TASK REQUIREMENTS: Pick out and copy every line below that has the word "Labour".

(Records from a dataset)

____________

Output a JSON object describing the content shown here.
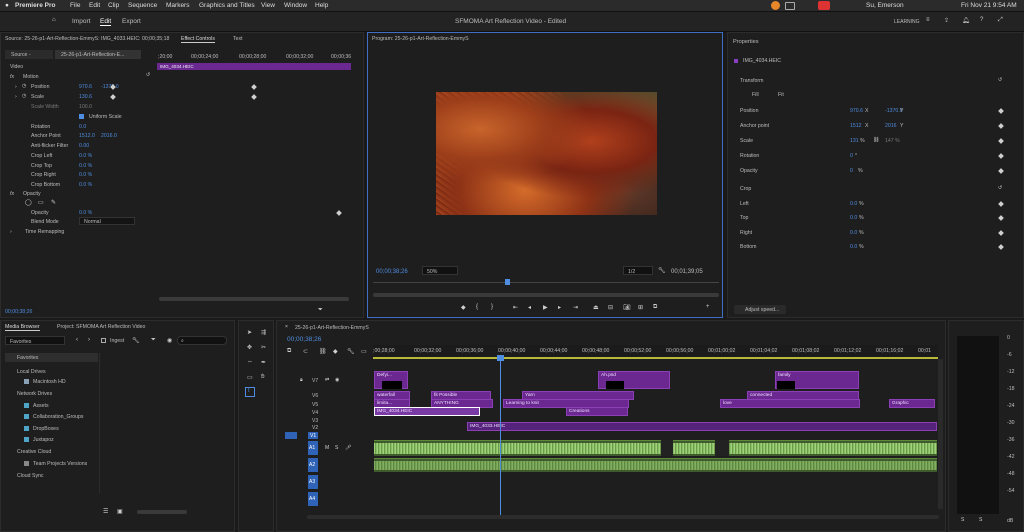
{
  "menubar": {
    "app": "Premiere Pro",
    "items": [
      "File",
      "Edit",
      "Clip",
      "Sequence",
      "Markers",
      "Graphics and Titles",
      "View",
      "Window",
      "Help"
    ],
    "user": "Su, Emerson",
    "datetime": "Fri Nov 21  9:54 AM"
  },
  "header": {
    "tabs": [
      "Import",
      "Edit",
      "Export"
    ],
    "title": "SFMOMA Art Reflection Video - Edited",
    "workspace": "LEARNING"
  },
  "effect_controls": {
    "source_line": "Source: 25-26-p1-Art-Reflection-EmmyS: IMG_4033.HEIC: 00;00;35;18",
    "tabs": [
      "Effect Controls",
      "Text"
    ],
    "subtabs": [
      "Source -",
      "25-26-p1-Art-Reflection-E..."
    ],
    "ruler": [
      ";20;00",
      "00;00;24;00",
      "00;00;28;00",
      "00;00;32;00",
      "00;00;36"
    ],
    "clip_label": "IMG_4034.HEIC",
    "section_video": "Video",
    "motion": "Motion",
    "rows": [
      {
        "name": "Position",
        "v1": "970.6",
        "v2": "-1370.0"
      },
      {
        "name": "Scale",
        "v1": "130.6",
        "v2": ""
      },
      {
        "name": "Scale Width",
        "v1": "100.0",
        "v2": ""
      },
      {
        "name": "Uniform Scale",
        "v1": "",
        "v2": ""
      },
      {
        "name": "Rotation",
        "v1": "0.0",
        "v2": ""
      },
      {
        "name": "Anchor Point",
        "v1": "1512.0",
        "v2": "2016.0"
      },
      {
        "name": "Anti-flicker Filter",
        "v1": "0.00",
        "v2": ""
      },
      {
        "name": "Crop Left",
        "v1": "0.0 %",
        "v2": ""
      },
      {
        "name": "Crop Top",
        "v1": "0.0 %",
        "v2": ""
      },
      {
        "name": "Crop Right",
        "v1": "0.0 %",
        "v2": ""
      },
      {
        "name": "Crop Bottom",
        "v1": "0.0 %",
        "v2": ""
      }
    ],
    "opacity": "Opacity",
    "opacity_row": {
      "name": "Opacity",
      "v1": "0.0 %"
    },
    "blend": {
      "name": "Blend Mode",
      "value": "Normal"
    },
    "time_remap": "Time Remapping",
    "timecode": "00;00;38;26"
  },
  "program": {
    "title": "Program: 25-26-p1-Art-Reflection-EmmyS",
    "timecode": "00;00;38;26",
    "zoom": "50%",
    "res": "1/2",
    "duration": "00;01;39;05"
  },
  "properties": {
    "title": "Properties",
    "clip": "IMG_4034.HEIC",
    "transform": "Transform",
    "fill": "Fill",
    "fit": "Fit",
    "rows": [
      {
        "name": "Position",
        "v1": "970.6",
        "u1": "X",
        "v2": "-1370.0",
        "u2": "Y"
      },
      {
        "name": "Anchor point",
        "v1": "1512",
        "u1": "X",
        "v2": "2016",
        "u2": "Y"
      },
      {
        "name": "Scale",
        "v1": "131",
        "u1": "%",
        "v2": "147",
        "u2": "%"
      },
      {
        "name": "Rotation",
        "v1": "0",
        "u1": "°",
        "v2": "",
        "u2": ""
      },
      {
        "name": "Opacity",
        "v1": "0",
        "u1": "%",
        "v2": "",
        "u2": ""
      }
    ],
    "crop": "Crop",
    "crop_rows": [
      {
        "name": "Left",
        "v": "0.0"
      },
      {
        "name": "Top",
        "v": "0.0"
      },
      {
        "name": "Right",
        "v": "0.0"
      },
      {
        "name": "Bottom",
        "v": "0.0"
      }
    ],
    "crop_unit": "%",
    "adjust": "Adjust speed..."
  },
  "media": {
    "tabs": [
      "Media Browser",
      "Project: SFMOMA Art Reflection Video"
    ],
    "dropdown": "Favorites",
    "ingest": "Ingest",
    "tree": [
      {
        "label": "Favorites",
        "indent": 0
      },
      {
        "label": "Local Drives",
        "indent": 0
      },
      {
        "label": "Macintosh HD",
        "indent": 1
      },
      {
        "label": "Network Drives",
        "indent": 0
      },
      {
        "label": "Assets",
        "indent": 1
      },
      {
        "label": "Collaboration_Groups",
        "indent": 1
      },
      {
        "label": "DropBoxes",
        "indent": 1
      },
      {
        "label": "Juxtapoz",
        "indent": 1
      },
      {
        "label": "Creative Cloud",
        "indent": 0
      },
      {
        "label": "Team Projects Versions",
        "indent": 1
      },
      {
        "label": "Cloud Sync",
        "indent": 0
      }
    ]
  },
  "timeline": {
    "tab": "25-26-p1-Art-Reflection-EmmyS",
    "timecode": "00;00;38;26",
    "ruler": [
      ";00;28;00",
      "00;00;32;00",
      "00;00;36;00",
      "00;00;40;00",
      "00;00;44;00",
      "00;00;48;00",
      "00;00;52;00",
      "00;00;56;00",
      "00;01;00;02",
      "00;01;04;02",
      "00;01;08;02",
      "00;01;12;02",
      "00;01;16;02",
      "00;01"
    ],
    "vtracks": [
      "V7",
      "V6",
      "V5",
      "V4",
      "V3",
      "V2",
      "V1"
    ],
    "atracks": [
      "A1",
      "A2",
      "A3",
      "A4"
    ],
    "clips": {
      "c1": "Defyi...",
      "c2": "Ah.psd",
      "c3": "family",
      "c4": "waterfall",
      "c5": "fit Possible",
      "c6": "Yarn",
      "c7": "connected",
      "c8": "limita...",
      "c9": "ANYTHING",
      "c10": "Learning to knit",
      "c11": "love",
      "c12": "Graphic",
      "c13": "IMG_4034.HEIC",
      "c14": "Creations",
      "c15": "IMG_4033.HEIC"
    }
  },
  "meter": {
    "scale": [
      "0",
      "-6",
      "-12",
      "-18",
      "-24",
      "-30",
      "-36",
      "-42",
      "-48",
      "-54"
    ],
    "db": "dB"
  }
}
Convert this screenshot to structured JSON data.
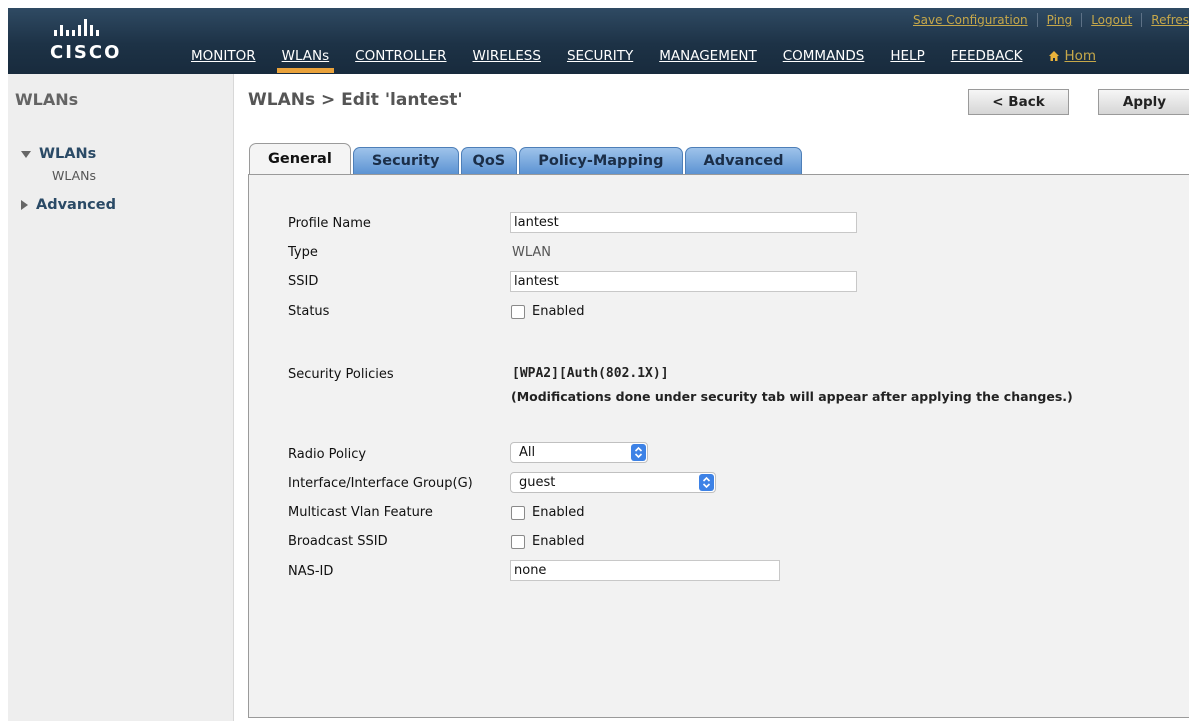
{
  "header": {
    "brand": "CISCO",
    "utility_links": [
      "Save Configuration",
      "Ping",
      "Logout",
      "Refres"
    ],
    "nav": [
      "MONITOR",
      "WLANs",
      "CONTROLLER",
      "WIRELESS",
      "SECURITY",
      "MANAGEMENT",
      "COMMANDS",
      "HELP",
      "FEEDBACK"
    ],
    "active_nav": "WLANs",
    "home_label": "Hom"
  },
  "sidebar": {
    "title": "WLANs",
    "wlans_label": "WLANs",
    "wlans_sub": "WLANs",
    "advanced_label": "Advanced"
  },
  "page": {
    "title": "WLANs > Edit  'lantest'",
    "back_label": "< Back",
    "apply_label": "Apply"
  },
  "tabs": [
    "General",
    "Security",
    "QoS",
    "Policy-Mapping",
    "Advanced"
  ],
  "active_tab": "General",
  "form": {
    "profile_name_label": "Profile Name",
    "profile_name_value": "lantest",
    "type_label": "Type",
    "type_value": "WLAN",
    "ssid_label": "SSID",
    "ssid_value": "lantest",
    "status_label": "Status",
    "status_checkbox": "Enabled",
    "security_policies_label": "Security Policies",
    "security_policies_value": "[WPA2][Auth(802.1X)]",
    "security_note": "(Modifications done under security tab will appear after applying the changes.)",
    "radio_policy_label": "Radio Policy",
    "radio_policy_value": "All",
    "interface_label": "Interface/Interface Group(G)",
    "interface_value": "guest",
    "multicast_label": "Multicast Vlan Feature",
    "multicast_checkbox": "Enabled",
    "broadcast_label": "Broadcast SSID",
    "broadcast_checkbox": "Enabled",
    "nas_id_label": "NAS-ID",
    "nas_id_value": "none"
  },
  "colors": {
    "header_bg": "#1d3246",
    "active_nav_underline": "#e9a23b",
    "utility_link": "#c6a84a",
    "tab_blue": "#5c93d3",
    "select_arrow": "#3d82e6"
  }
}
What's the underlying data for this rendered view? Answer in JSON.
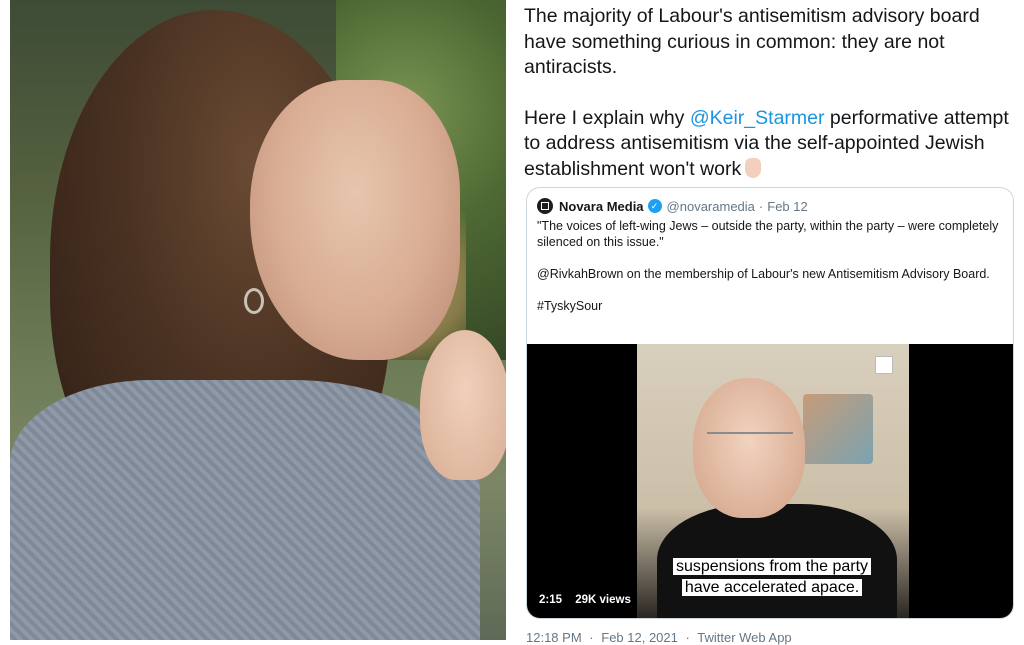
{
  "tweet": {
    "text_line_1": "The majority of Labour's antisemitism advisory board have something curious in common: they are not antiracists.",
    "text_line_2_prefix": "Here I explain why ",
    "mention": "@Keir_Starmer",
    "text_line_2_suffix": " performative attempt to address antisemitism via the self-appointed Jewish establishment won't work",
    "emoji": "backhand-index-pointing-down-icon"
  },
  "quoted": {
    "name": "Novara Media",
    "handle": "@novaramedia",
    "separator": "·",
    "date": "Feb 12",
    "body_1": "\"The voices of left-wing Jews – outside the party, within the party – were completely silenced on this issue.\"",
    "body_2": "@RivkahBrown on the membership of Labour's new Antisemitism Advisory Board.",
    "body_3": "#TyskySour"
  },
  "video": {
    "caption_line_1": "suspensions from the party",
    "caption_line_2": "have accelerated apace.",
    "duration": "2:15",
    "views": "29K views"
  },
  "footer": {
    "time": "12:18 PM",
    "sep": "·",
    "date": "Feb 12, 2021",
    "sep2": "·",
    "client": "Twitter Web App"
  }
}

____________

RESULT OF THE TASK:
    "text_line_1": "The majority of Labour's antisemitism advisory board have something curious in common: they are not antiracists.",
    "body_2": "@RivkahBrown on the membership of Labour's new Antisemitism Advisory Board.",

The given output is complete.